## BEGIN Supplied material

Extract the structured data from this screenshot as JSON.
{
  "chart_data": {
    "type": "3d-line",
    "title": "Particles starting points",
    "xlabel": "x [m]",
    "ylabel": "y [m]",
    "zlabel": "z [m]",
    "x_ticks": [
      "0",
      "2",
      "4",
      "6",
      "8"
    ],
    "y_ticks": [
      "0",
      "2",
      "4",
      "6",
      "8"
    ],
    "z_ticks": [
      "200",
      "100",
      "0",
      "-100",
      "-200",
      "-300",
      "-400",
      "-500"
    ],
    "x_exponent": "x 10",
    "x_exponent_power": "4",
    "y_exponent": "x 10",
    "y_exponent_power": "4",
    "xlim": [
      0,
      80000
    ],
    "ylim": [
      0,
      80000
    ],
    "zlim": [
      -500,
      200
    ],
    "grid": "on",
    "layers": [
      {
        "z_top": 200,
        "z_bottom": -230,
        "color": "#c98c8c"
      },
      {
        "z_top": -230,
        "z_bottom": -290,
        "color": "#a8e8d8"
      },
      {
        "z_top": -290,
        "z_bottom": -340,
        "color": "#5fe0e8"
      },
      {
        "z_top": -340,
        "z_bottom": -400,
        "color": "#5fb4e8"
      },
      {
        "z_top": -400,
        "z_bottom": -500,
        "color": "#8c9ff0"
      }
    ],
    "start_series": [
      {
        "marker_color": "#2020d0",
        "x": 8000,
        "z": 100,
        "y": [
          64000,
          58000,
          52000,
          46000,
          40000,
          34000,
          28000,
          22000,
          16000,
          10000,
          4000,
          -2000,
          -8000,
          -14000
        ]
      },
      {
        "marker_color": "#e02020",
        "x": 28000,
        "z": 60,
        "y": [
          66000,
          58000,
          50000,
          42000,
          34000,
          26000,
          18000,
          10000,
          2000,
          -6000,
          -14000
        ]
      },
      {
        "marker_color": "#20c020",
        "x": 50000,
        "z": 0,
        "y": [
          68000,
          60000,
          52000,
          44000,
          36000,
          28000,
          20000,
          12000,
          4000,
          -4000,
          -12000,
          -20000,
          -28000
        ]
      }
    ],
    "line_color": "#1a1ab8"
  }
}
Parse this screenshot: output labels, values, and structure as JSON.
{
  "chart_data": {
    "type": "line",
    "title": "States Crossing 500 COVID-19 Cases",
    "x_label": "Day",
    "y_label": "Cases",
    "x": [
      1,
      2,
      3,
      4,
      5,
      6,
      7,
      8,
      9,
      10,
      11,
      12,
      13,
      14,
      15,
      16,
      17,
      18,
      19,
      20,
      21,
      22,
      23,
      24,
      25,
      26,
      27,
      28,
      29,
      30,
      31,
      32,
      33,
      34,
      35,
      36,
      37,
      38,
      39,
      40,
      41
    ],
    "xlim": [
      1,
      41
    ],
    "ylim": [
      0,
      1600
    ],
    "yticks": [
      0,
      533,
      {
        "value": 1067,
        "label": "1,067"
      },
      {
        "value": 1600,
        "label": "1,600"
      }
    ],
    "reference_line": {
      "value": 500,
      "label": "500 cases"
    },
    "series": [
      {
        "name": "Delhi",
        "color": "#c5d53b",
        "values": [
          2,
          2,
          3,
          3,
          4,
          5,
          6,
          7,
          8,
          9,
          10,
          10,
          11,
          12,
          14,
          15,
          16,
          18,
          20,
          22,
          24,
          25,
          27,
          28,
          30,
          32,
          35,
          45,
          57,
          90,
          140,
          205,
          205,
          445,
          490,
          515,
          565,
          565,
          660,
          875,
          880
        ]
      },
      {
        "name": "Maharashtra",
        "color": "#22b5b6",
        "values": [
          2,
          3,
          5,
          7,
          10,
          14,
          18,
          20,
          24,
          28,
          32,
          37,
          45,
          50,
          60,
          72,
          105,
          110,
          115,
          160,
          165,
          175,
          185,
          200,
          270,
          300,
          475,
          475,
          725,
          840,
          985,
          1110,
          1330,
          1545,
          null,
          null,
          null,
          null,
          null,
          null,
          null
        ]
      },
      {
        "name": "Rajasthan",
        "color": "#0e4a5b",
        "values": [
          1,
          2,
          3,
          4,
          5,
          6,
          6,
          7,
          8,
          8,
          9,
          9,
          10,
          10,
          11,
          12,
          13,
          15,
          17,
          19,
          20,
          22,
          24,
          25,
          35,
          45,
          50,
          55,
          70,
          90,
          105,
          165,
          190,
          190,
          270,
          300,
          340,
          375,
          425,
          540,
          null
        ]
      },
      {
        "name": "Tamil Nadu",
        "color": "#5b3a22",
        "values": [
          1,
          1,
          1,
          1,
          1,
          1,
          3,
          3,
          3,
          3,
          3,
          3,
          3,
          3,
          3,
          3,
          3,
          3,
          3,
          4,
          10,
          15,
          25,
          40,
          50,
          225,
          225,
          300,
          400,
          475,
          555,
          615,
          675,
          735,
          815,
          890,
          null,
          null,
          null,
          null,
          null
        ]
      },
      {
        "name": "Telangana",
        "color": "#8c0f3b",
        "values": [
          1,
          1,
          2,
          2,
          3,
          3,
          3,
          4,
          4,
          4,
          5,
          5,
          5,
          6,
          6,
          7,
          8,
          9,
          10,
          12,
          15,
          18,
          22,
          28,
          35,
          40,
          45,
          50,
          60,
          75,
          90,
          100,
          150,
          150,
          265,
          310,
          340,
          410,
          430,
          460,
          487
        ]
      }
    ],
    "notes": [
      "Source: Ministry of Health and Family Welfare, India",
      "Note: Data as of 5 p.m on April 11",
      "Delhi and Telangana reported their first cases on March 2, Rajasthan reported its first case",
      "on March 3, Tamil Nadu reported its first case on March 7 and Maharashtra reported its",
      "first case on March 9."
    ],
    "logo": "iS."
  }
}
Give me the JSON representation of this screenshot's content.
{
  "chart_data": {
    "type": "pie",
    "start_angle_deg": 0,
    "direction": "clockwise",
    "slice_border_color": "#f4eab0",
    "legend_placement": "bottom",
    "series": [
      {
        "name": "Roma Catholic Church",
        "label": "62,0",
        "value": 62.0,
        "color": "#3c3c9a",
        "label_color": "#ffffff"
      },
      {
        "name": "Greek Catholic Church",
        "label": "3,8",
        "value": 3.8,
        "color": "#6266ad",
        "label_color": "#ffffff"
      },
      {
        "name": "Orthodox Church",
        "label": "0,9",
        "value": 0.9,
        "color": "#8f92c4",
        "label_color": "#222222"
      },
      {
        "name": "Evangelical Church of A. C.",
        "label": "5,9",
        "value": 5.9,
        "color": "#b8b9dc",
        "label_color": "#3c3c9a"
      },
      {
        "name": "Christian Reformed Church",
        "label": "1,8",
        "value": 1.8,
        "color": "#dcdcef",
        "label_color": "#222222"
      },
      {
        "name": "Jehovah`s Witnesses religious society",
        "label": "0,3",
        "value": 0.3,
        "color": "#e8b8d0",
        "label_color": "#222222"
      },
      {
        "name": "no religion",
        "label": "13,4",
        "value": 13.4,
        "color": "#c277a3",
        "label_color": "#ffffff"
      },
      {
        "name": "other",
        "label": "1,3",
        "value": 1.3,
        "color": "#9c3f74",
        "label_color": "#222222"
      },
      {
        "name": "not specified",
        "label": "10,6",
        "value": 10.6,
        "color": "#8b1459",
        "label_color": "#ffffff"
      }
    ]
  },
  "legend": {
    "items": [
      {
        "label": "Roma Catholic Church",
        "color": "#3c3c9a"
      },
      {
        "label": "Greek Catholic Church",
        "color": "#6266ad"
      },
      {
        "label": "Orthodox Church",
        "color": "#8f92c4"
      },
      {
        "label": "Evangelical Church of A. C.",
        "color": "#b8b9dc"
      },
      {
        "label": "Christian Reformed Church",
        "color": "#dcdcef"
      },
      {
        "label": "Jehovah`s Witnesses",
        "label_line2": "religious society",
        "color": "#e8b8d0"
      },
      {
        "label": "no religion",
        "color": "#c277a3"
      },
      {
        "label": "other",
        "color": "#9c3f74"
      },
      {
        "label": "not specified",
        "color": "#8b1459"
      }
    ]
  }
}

## END Supplied material
## BEGIN Supplied material

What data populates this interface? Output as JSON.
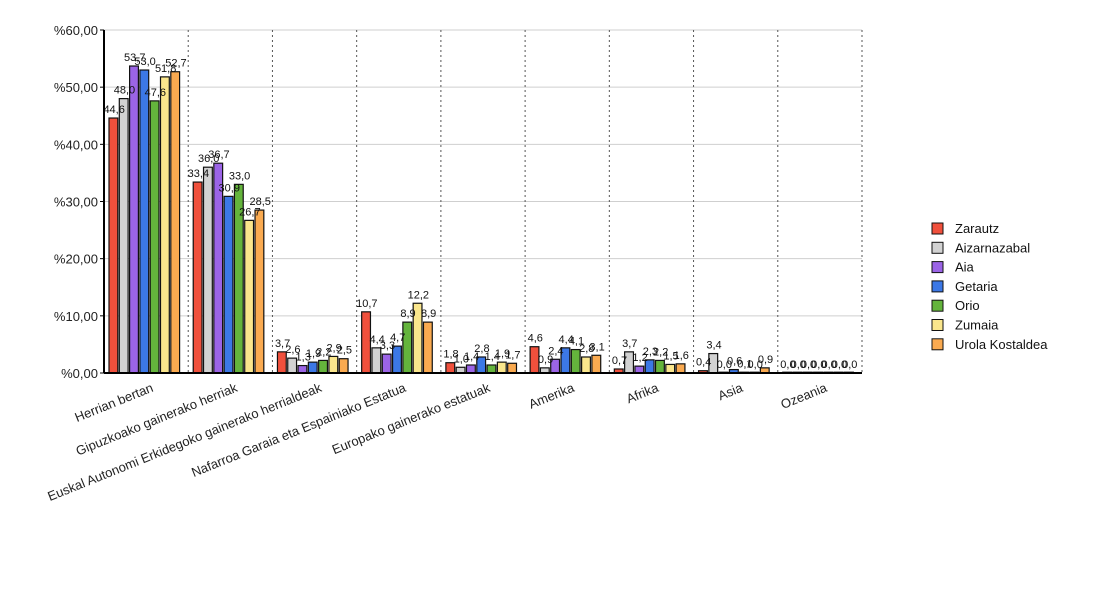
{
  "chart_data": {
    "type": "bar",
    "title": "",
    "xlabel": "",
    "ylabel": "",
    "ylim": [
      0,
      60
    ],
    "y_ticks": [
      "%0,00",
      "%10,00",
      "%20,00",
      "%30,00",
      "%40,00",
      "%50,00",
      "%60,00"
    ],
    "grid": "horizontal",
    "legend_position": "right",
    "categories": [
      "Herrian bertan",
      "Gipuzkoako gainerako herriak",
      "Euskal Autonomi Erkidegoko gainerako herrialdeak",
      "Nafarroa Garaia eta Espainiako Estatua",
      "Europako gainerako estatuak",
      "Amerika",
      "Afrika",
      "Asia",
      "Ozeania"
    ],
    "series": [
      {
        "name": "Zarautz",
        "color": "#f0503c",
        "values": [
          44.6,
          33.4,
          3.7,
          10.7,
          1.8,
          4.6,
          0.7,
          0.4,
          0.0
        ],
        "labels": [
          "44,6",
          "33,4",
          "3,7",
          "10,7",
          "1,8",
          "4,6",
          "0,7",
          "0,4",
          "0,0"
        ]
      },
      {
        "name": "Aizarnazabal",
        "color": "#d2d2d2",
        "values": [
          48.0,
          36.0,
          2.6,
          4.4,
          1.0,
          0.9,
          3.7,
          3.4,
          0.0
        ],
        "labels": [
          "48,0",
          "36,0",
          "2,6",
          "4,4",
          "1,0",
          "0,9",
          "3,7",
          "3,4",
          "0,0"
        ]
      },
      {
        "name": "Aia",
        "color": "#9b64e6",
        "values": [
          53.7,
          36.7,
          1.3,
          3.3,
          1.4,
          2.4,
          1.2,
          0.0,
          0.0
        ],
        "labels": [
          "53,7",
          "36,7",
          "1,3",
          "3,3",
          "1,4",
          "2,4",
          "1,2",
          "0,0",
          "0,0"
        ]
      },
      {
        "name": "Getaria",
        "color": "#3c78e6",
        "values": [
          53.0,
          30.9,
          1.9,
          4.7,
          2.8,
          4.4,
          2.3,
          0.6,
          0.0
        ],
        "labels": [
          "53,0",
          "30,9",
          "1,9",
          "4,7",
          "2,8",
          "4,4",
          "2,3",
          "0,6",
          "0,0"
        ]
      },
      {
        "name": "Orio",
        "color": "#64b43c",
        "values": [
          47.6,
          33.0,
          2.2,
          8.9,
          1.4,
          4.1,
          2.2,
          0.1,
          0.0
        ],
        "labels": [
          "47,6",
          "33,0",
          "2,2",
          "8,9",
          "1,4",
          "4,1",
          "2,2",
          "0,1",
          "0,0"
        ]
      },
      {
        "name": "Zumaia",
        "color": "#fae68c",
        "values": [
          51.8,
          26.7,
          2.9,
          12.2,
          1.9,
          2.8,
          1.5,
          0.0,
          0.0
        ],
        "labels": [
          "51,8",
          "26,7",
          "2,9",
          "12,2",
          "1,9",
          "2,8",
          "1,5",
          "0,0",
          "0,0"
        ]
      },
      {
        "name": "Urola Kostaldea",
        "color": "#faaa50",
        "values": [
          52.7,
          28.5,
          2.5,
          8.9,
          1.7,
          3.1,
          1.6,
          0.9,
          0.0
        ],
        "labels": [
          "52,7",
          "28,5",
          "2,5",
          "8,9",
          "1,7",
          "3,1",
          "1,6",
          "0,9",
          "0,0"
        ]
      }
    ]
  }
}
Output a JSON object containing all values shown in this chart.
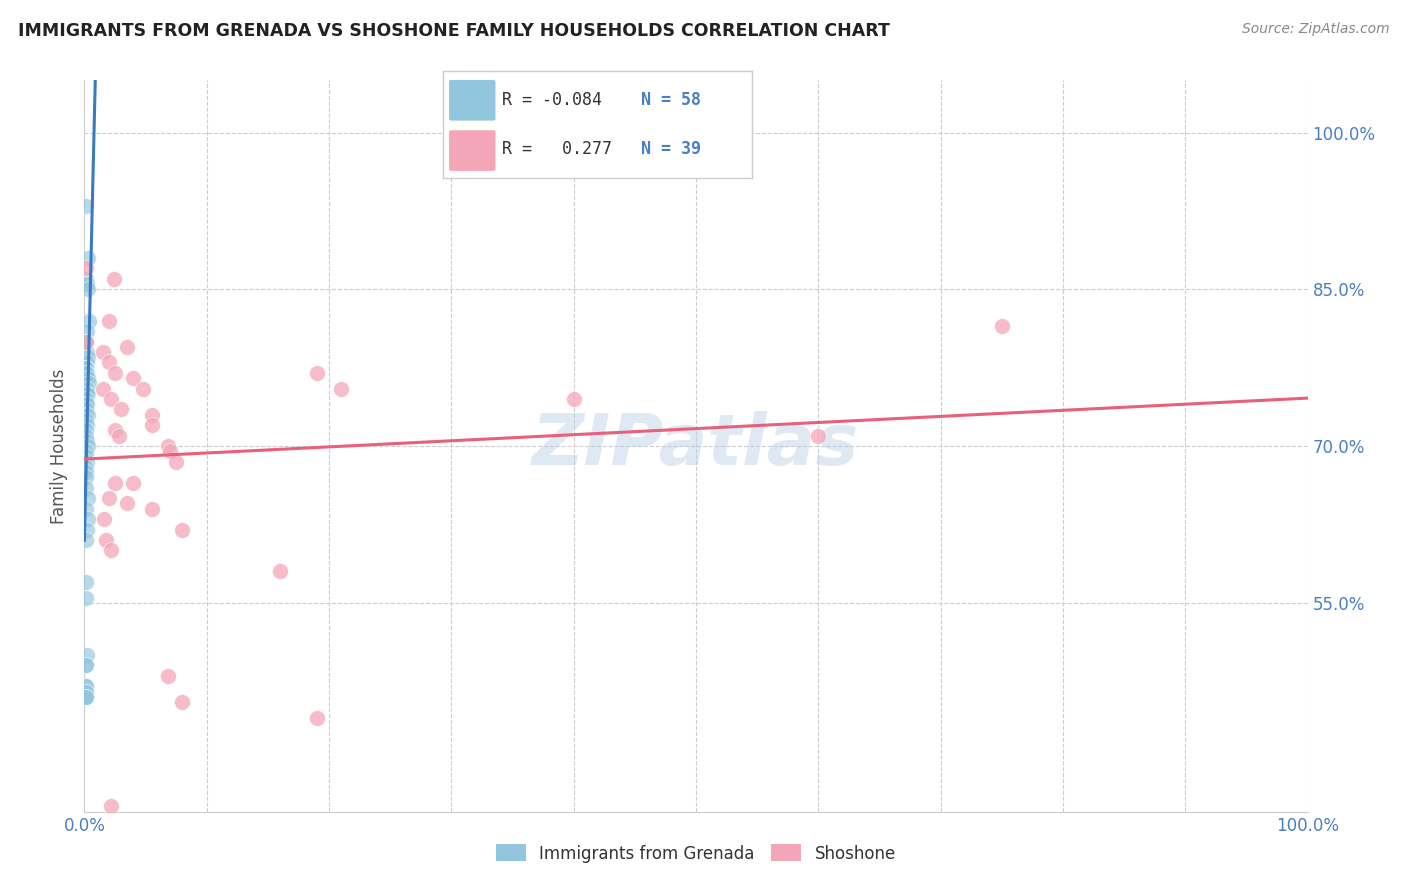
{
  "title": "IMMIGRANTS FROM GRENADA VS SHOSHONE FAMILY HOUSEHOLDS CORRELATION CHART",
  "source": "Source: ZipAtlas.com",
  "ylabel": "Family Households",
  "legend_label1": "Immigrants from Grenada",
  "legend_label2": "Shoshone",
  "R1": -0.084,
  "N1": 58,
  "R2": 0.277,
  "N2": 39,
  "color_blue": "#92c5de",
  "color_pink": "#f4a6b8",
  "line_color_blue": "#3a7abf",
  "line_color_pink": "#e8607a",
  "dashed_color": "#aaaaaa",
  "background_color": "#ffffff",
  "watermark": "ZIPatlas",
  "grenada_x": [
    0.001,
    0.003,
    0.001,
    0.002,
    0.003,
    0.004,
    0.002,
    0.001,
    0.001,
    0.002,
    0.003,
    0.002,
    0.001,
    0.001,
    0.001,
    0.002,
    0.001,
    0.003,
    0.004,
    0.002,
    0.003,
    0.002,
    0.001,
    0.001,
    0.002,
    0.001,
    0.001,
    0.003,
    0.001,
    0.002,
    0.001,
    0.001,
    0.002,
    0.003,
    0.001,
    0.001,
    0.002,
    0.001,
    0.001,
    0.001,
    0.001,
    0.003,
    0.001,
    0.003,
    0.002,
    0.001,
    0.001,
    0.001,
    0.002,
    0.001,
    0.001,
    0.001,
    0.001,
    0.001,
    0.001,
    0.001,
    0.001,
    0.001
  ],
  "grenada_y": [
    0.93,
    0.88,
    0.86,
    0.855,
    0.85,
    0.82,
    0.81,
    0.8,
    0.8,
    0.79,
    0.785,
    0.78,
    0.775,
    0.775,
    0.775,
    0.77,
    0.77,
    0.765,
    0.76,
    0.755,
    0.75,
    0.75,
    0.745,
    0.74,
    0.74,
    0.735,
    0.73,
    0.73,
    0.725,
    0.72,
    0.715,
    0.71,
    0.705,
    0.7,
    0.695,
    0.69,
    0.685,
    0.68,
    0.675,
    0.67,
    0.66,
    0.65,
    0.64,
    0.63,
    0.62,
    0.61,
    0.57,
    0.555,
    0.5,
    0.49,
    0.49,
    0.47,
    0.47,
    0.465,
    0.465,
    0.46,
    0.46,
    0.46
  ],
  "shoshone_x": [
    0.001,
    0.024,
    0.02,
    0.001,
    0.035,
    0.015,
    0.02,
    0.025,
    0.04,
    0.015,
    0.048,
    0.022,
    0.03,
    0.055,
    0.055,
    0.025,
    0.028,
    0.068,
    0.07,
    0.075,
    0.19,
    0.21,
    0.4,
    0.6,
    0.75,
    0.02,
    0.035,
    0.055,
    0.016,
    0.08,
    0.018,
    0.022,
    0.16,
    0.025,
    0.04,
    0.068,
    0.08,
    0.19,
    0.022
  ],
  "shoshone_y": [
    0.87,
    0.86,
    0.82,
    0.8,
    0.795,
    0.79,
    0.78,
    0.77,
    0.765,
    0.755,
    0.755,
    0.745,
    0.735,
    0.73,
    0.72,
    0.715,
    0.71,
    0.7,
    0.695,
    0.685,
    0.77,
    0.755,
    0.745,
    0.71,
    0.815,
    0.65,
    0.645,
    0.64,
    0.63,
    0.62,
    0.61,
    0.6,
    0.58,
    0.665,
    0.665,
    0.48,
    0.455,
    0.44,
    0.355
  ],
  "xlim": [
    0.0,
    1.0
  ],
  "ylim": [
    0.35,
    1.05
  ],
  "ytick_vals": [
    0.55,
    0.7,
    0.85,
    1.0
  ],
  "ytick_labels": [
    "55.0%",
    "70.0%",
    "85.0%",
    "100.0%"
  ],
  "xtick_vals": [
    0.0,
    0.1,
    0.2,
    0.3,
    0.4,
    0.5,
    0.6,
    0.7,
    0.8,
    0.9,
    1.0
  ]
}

## END Supplied material

**Short task**.
Count how many lines include the string "Delhi". Nothing but the number is needed.

**Completed exercise**.
2